### What to do
Give all of the lines again, with nothing added or dropped.
— BEGIN Working data —
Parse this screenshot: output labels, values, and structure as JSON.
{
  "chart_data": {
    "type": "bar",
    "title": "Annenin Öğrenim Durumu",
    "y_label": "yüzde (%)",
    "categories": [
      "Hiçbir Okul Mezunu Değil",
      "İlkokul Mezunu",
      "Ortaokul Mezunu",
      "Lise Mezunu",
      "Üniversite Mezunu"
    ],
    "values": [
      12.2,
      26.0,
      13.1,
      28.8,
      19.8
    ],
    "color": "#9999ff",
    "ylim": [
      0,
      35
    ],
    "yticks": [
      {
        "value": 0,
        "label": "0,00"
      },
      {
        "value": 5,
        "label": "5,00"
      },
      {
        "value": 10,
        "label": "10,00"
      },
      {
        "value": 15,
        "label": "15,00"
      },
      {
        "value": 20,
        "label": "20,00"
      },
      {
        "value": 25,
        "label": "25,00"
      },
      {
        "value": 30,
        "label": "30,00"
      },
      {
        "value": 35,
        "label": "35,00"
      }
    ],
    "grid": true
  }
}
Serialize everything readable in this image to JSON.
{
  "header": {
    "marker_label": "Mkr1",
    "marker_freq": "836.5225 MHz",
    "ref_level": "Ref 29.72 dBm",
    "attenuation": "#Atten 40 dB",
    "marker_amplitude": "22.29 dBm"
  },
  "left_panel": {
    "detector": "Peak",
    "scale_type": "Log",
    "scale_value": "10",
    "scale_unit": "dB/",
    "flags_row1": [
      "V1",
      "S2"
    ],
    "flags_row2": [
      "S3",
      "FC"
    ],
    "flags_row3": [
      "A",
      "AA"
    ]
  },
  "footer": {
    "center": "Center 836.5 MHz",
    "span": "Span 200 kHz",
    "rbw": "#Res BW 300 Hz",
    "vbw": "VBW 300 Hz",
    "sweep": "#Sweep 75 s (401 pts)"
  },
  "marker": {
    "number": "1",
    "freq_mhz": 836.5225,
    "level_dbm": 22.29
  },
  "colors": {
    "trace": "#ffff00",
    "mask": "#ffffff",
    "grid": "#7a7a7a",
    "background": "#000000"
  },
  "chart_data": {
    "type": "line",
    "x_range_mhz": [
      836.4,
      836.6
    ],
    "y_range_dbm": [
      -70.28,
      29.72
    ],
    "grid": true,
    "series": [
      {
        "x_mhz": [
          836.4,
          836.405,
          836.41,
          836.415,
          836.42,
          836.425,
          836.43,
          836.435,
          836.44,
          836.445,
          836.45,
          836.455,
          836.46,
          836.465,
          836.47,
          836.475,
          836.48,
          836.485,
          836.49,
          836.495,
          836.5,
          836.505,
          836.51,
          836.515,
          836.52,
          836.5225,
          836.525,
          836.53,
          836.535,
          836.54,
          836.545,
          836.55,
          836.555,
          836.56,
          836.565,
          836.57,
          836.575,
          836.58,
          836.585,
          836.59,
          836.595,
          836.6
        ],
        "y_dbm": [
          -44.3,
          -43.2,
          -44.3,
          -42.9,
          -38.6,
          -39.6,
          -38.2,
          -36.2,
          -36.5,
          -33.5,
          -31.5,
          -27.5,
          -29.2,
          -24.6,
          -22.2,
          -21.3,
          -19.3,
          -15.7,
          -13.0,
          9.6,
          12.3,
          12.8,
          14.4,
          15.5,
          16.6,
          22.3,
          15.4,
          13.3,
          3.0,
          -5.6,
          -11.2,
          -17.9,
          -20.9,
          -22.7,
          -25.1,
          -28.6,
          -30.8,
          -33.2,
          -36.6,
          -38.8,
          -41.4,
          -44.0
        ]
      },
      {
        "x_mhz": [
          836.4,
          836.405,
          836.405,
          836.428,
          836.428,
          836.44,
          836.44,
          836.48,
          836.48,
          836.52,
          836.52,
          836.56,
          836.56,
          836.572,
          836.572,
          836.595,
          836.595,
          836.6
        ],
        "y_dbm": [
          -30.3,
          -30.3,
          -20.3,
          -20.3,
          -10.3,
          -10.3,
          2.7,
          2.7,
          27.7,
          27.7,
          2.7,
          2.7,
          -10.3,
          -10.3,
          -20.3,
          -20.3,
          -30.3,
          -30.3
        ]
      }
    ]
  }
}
— END Working data —
### Written answer
Parse this screenshot: output labels, values, and structure as JSON.
{
  "chart_data": {
    "type": "bar",
    "title": "Annenin Öğrenim Durumu",
    "y_label": "yüzde (%)",
    "categories": [
      "Hiçbir Okul Mezunu Değil",
      "İlkokul Mezunu",
      "Ortaokul Mezunu",
      "Lise Mezunu",
      "Üniversite Mezunu"
    ],
    "values": [
      12.2,
      26.0,
      13.1,
      28.8,
      19.8
    ],
    "color": "#9999ff",
    "ylim": [
      0,
      35
    ],
    "yticks": [
      {
        "value": 0,
        "label": "0,00"
      },
      {
        "value": 5,
        "label": "5,00"
      },
      {
        "value": 10,
        "label": "10,00"
      },
      {
        "value": 15,
        "label": "15,00"
      },
      {
        "value": 20,
        "label": "20,00"
      },
      {
        "value": 25,
        "label": "25,00"
      },
      {
        "value": 30,
        "label": "30,00"
      },
      {
        "value": 35,
        "label": "35,00"
      }
    ],
    "grid": true
  }
}
Serialize everything readable in this image to JSON.
{
  "header": {
    "marker_label": "Mkr1",
    "marker_freq": "836.5225 MHz",
    "ref_level": "Ref 29.72 dBm",
    "attenuation": "#Atten 40 dB",
    "marker_amplitude": "22.29 dBm"
  },
  "left_panel": {
    "detector": "Peak",
    "scale_type": "Log",
    "scale_value": "10",
    "scale_unit": "dB/",
    "flags_row1": [
      "V1",
      "S2"
    ],
    "flags_row2": [
      "S3",
      "FC"
    ],
    "flags_row3": [
      "A",
      "AA"
    ]
  },
  "footer": {
    "center": "Center 836.5 MHz",
    "span": "Span 200 kHz",
    "rbw": "#Res BW 300 Hz",
    "vbw": "VBW 300 Hz",
    "sweep": "#Sweep 75 s (401 pts)"
  },
  "marker": {
    "number": "1",
    "freq_mhz": 836.5225,
    "level_dbm": 22.29
  },
  "colors": {
    "trace": "#ffff00",
    "mask": "#ffffff",
    "grid": "#7a7a7a",
    "background": "#000000"
  },
  "chart_data": {
    "type": "line",
    "x_range_mhz": [
      836.4,
      836.6
    ],
    "y_range_dbm": [
      -70.28,
      29.72
    ],
    "grid": true,
    "series": [
      {
        "x_mhz": [
          836.4,
          836.405,
          836.41,
          836.415,
          836.42,
          836.425,
          836.43,
          836.435,
          836.44,
          836.445,
          836.45,
          836.455,
          836.46,
          836.465,
          836.47,
          836.475,
          836.48,
          836.485,
          836.49,
          836.495,
          836.5,
          836.505,
          836.51,
          836.515,
          836.52,
          836.5225,
          836.525,
          836.53,
          836.535,
          836.54,
          836.545,
          836.55,
          836.555,
          836.56,
          836.565,
          836.57,
          836.575,
          836.58,
          836.585,
          836.59,
          836.595,
          836.6
        ],
        "y_dbm": [
          -44.3,
          -43.2,
          -44.3,
          -42.9,
          -38.6,
          -39.6,
          -38.2,
          -36.2,
          -36.5,
          -33.5,
          -31.5,
          -27.5,
          -29.2,
          -24.6,
          -22.2,
          -21.3,
          -19.3,
          -15.7,
          -13.0,
          9.6,
          12.3,
          12.8,
          14.4,
          15.5,
          16.6,
          22.3,
          15.4,
          13.3,
          3.0,
          -5.6,
          -11.2,
          -17.9,
          -20.9,
          -22.7,
          -25.1,
          -28.6,
          -30.8,
          -33.2,
          -36.6,
          -38.8,
          -41.4,
          -44.0
        ]
      },
      {
        "x_mhz": [
          836.4,
          836.405,
          836.405,
          836.428,
          836.428,
          836.44,
          836.44,
          836.48,
          836.48,
          836.52,
          836.52,
          836.56,
          836.56,
          836.572,
          836.572,
          836.595,
          836.595,
          836.6
        ],
        "y_dbm": [
          -30.3,
          -30.3,
          -20.3,
          -20.3,
          -10.3,
          -10.3,
          2.7,
          2.7,
          27.7,
          27.7,
          2.7,
          2.7,
          -10.3,
          -10.3,
          -20.3,
          -20.3,
          -30.3,
          -30.3
        ]
      }
    ]
  }
}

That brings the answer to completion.